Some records
☆ ☆ ☆ ☆ ☆

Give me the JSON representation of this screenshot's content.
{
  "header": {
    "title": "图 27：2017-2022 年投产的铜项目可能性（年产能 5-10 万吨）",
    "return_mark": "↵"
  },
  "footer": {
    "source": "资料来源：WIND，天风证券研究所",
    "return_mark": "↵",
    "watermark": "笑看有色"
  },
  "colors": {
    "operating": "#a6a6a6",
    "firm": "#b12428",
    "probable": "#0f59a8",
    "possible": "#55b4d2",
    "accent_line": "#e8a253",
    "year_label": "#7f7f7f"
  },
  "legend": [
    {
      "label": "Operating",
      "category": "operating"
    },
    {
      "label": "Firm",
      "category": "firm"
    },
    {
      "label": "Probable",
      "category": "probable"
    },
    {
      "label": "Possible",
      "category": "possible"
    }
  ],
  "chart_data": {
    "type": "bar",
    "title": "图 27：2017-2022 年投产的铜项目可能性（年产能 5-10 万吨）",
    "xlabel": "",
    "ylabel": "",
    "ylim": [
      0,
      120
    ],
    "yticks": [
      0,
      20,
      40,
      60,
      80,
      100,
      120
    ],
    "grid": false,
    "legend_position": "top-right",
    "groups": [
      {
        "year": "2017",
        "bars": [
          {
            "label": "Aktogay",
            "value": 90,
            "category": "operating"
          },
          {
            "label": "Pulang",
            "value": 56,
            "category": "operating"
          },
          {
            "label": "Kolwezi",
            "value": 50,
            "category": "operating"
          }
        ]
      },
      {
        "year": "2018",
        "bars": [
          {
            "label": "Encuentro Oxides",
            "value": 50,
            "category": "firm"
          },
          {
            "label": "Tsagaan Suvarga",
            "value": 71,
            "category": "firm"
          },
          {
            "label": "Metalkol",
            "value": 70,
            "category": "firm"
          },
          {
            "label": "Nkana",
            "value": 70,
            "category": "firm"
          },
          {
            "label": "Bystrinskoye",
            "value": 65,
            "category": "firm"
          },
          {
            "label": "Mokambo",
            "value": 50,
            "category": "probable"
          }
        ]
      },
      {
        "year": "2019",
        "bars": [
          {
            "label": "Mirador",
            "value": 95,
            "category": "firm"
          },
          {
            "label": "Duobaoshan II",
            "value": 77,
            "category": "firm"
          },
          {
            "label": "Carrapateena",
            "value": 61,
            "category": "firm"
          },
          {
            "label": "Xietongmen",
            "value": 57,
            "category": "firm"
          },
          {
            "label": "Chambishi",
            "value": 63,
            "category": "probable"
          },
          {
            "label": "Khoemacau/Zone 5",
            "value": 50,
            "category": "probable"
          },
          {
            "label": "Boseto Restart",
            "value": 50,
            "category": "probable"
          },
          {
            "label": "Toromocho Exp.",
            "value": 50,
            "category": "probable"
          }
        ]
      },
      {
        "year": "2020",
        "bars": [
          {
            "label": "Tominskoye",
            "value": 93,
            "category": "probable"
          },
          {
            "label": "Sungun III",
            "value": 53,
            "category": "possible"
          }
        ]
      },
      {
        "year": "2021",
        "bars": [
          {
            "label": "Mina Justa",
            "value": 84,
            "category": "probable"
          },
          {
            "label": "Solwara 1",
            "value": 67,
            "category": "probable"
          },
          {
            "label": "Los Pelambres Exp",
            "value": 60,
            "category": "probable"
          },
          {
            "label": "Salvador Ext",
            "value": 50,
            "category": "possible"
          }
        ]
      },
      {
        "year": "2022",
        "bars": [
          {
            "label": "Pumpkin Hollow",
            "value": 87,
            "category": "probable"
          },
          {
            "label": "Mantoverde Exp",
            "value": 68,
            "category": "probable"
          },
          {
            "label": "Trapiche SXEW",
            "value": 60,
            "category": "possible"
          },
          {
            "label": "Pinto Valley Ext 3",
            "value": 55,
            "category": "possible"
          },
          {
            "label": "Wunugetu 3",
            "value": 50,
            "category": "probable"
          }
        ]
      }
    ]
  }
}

☆ ☆ ☆ ☆ ☆

* _Short problem_: Return all of the entries word for word.

* _Exercise answer_:
Give me the JSON representation of this screenshot's content.
{
  "header": {
    "title": "图 27：2017-2022 年投产的铜项目可能性（年产能 5-10 万吨）",
    "return_mark": "↵"
  },
  "footer": {
    "source": "资料来源：WIND，天风证券研究所",
    "return_mark": "↵",
    "watermark": "笑看有色"
  },
  "colors": {
    "operating": "#a6a6a6",
    "firm": "#b12428",
    "probable": "#0f59a8",
    "possible": "#55b4d2",
    "accent_line": "#e8a253",
    "year_label": "#7f7f7f"
  },
  "legend": [
    {
      "label": "Operating",
      "category": "operating"
    },
    {
      "label": "Firm",
      "category": "firm"
    },
    {
      "label": "Probable",
      "category": "probable"
    },
    {
      "label": "Possible",
      "category": "possible"
    }
  ],
  "chart_data": {
    "type": "bar",
    "title": "图 27：2017-2022 年投产的铜项目可能性（年产能 5-10 万吨）",
    "xlabel": "",
    "ylabel": "",
    "ylim": [
      0,
      120
    ],
    "yticks": [
      0,
      20,
      40,
      60,
      80,
      100,
      120
    ],
    "grid": false,
    "legend_position": "top-right",
    "groups": [
      {
        "year": "2017",
        "bars": [
          {
            "label": "Aktogay",
            "value": 90,
            "category": "operating"
          },
          {
            "label": "Pulang",
            "value": 56,
            "category": "operating"
          },
          {
            "label": "Kolwezi",
            "value": 50,
            "category": "operating"
          }
        ]
      },
      {
        "year": "2018",
        "bars": [
          {
            "label": "Encuentro Oxides",
            "value": 50,
            "category": "firm"
          },
          {
            "label": "Tsagaan Suvarga",
            "value": 71,
            "category": "firm"
          },
          {
            "label": "Metalkol",
            "value": 70,
            "category": "firm"
          },
          {
            "label": "Nkana",
            "value": 70,
            "category": "firm"
          },
          {
            "label": "Bystrinskoye",
            "value": 65,
            "category": "firm"
          },
          {
            "label": "Mokambo",
            "value": 50,
            "category": "probable"
          }
        ]
      },
      {
        "year": "2019",
        "bars": [
          {
            "label": "Mirador",
            "value": 95,
            "category": "firm"
          },
          {
            "label": "Duobaoshan II",
            "value": 77,
            "category": "firm"
          },
          {
            "label": "Carrapateena",
            "value": 61,
            "category": "firm"
          },
          {
            "label": "Xietongmen",
            "value": 57,
            "category": "firm"
          },
          {
            "label": "Chambishi",
            "value": 63,
            "category": "probable"
          },
          {
            "label": "Khoemacau/Zone 5",
            "value": 50,
            "category": "probable"
          },
          {
            "label": "Boseto Restart",
            "value": 50,
            "category": "probable"
          },
          {
            "label": "Toromocho Exp.",
            "value": 50,
            "category": "probable"
          }
        ]
      },
      {
        "year": "2020",
        "bars": [
          {
            "label": "Tominskoye",
            "value": 93,
            "category": "probable"
          },
          {
            "label": "Sungun III",
            "value": 53,
            "category": "possible"
          }
        ]
      },
      {
        "year": "2021",
        "bars": [
          {
            "label": "Mina Justa",
            "value": 84,
            "category": "probable"
          },
          {
            "label": "Solwara 1",
            "value": 67,
            "category": "probable"
          },
          {
            "label": "Los Pelambres Exp",
            "value": 60,
            "category": "probable"
          },
          {
            "label": "Salvador Ext",
            "value": 50,
            "category": "possible"
          }
        ]
      },
      {
        "year": "2022",
        "bars": [
          {
            "label": "Pumpkin Hollow",
            "value": 87,
            "category": "probable"
          },
          {
            "label": "Mantoverde Exp",
            "value": 68,
            "category": "probable"
          },
          {
            "label": "Trapiche SXEW",
            "value": 60,
            "category": "possible"
          },
          {
            "label": "Pinto Valley Ext 3",
            "value": 55,
            "category": "possible"
          },
          {
            "label": "Wunugetu 3",
            "value": 50,
            "category": "probable"
          }
        ]
      }
    ]
  }
}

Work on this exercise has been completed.